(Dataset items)
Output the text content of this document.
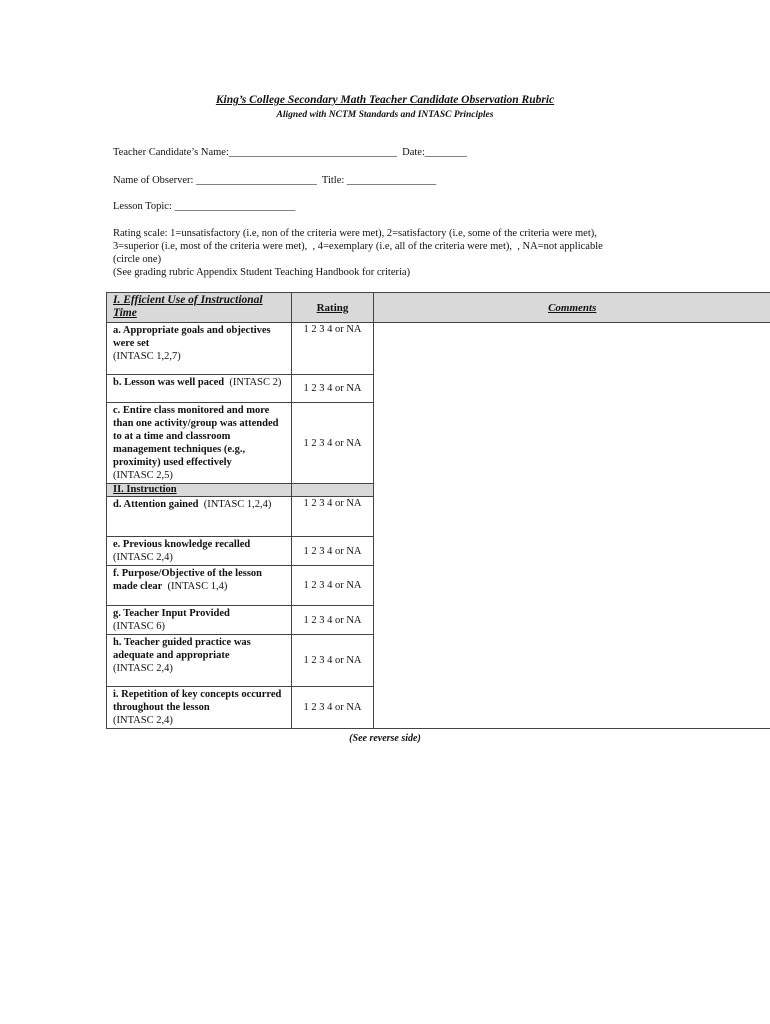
King’s College Secondary Math Teacher Candidate Observation Rubric
Aligned with NCTM Standards and INTASC Principles
Teacher Candidate’s Name:________________________________  Date:________
Name of Observer: _______________________  Title: _________________
Lesson Topic: _______________________
Rating scale: 1=unsatisfactory (i.e, non of the criteria were met), 2=satisfactory (i.e, some of the criteria were met),
3=superior (i.e, most of the criteria were met),  , 4=exemplary (i.e, all of the criteria were met),  , NA=not applicable
(circle one)
(See grading rubric Appendix Student Teaching Handbook for criteria)
I. Efficient Use of Instructional Time	Rating	Comments
a. Appropriate goals and objectives were set
(INTASC 1,2,7)	1 2 3 4 or NA	
b. Lesson was well paced (INTASC 2)	1 2 3 4 or NA	
c. Entire class monitored and more than one activity/group was attended to at a time and classroom management techniques (e.g., proximity) used effectively
(INTASC 2,5)	1 2 3 4 or NA	
II. Instruction		
d. Attention gained (INTASC 1,2,4)	1 2 3 4 or NA	
e. Previous knowledge recalled
(INTASC 2,4)	1 2 3 4 or NA	
f. Purpose/Objective of the lesson made clear (INTASC 1,4)	1 2 3 4 or NA	
g. Teacher Input Provided
(INTASC 6)	1 2 3 4 or NA	
h. Teacher guided practice was adequate and appropriate
(INTASC 2,4)	1 2 3 4 or NA	
i. Repetition of key concepts occurred throughout the lesson
(INTASC 2,4)	1 2 3 4 or NA	
(See reverse side)
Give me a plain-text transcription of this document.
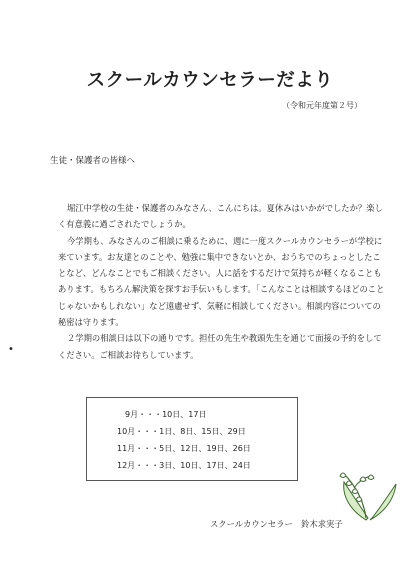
スクールカウンセラーだより
（令和元年度第２号）
生徒・保護者の皆様へ

堀江中学校の生徒・保護者のみなさん、こんにちは。夏休みはいかがでしたか？楽しく有意義に過ごされたでしょうか。

今学期も、みなさんのご相談に乗るために、週に一度スクールカウンセラーが学校に来ています。お友達とのことや、勉強に集中できないとか、おうちでのちょっとしたことなど、どんなことでもご相談ください。人に話をするだけで気持ちが軽くなることもあります。もちろん解決策を探すお手伝いもします。「こんなことは相談するほどのことじゃないかもしれない」など遠慮せず、気軽に相談してください。相談内容についての秘密は守ります。

２学期の相談日は以下の通りです。担任の先生や教頭先生を通じて面接の予約をしてください。ご相談お待ちしています。

•
9月・・・10日、17日
10月・・・1日、8日、15日、29日
11月・・・5日、12日、19日、26日
12月・・・3日、10日、17日、24日
スクールカウンセラー　鈴木求実子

EXERCISE> From the line holding "Give me a plain-text" to the last line of the listing, please output each line exactly as it stands. Pictures stay out of the copy.

FINAL ANSWER>
Give me a plain-text transcription of this document.
スクールカウンセラーだより
（令和元年度第２号）
生徒・保護者の皆様へ

堀江中学校の生徒・保護者のみなさん、こんにちは。夏休みはいかがでしたか？楽しく有意義に過ごされたでしょうか。

今学期も、みなさんのご相談に乗るために、週に一度スクールカウンセラーが学校に来ています。お友達とのことや、勉強に集中できないとか、おうちでのちょっとしたことなど、どんなことでもご相談ください。人に話をするだけで気持ちが軽くなることもあります。もちろん解決策を探すお手伝いもします。「こんなことは相談するほどのことじゃないかもしれない」など遠慮せず、気軽に相談してください。相談内容についての秘密は守ります。

２学期の相談日は以下の通りです。担任の先生や教頭先生を通じて面接の予約をしてください。ご相談お待ちしています。

•
9月・・・10日、17日
10月・・・1日、8日、15日、29日
11月・・・5日、12日、19日、26日
12月・・・3日、10日、17日、24日
スクールカウンセラー　鈴木求実子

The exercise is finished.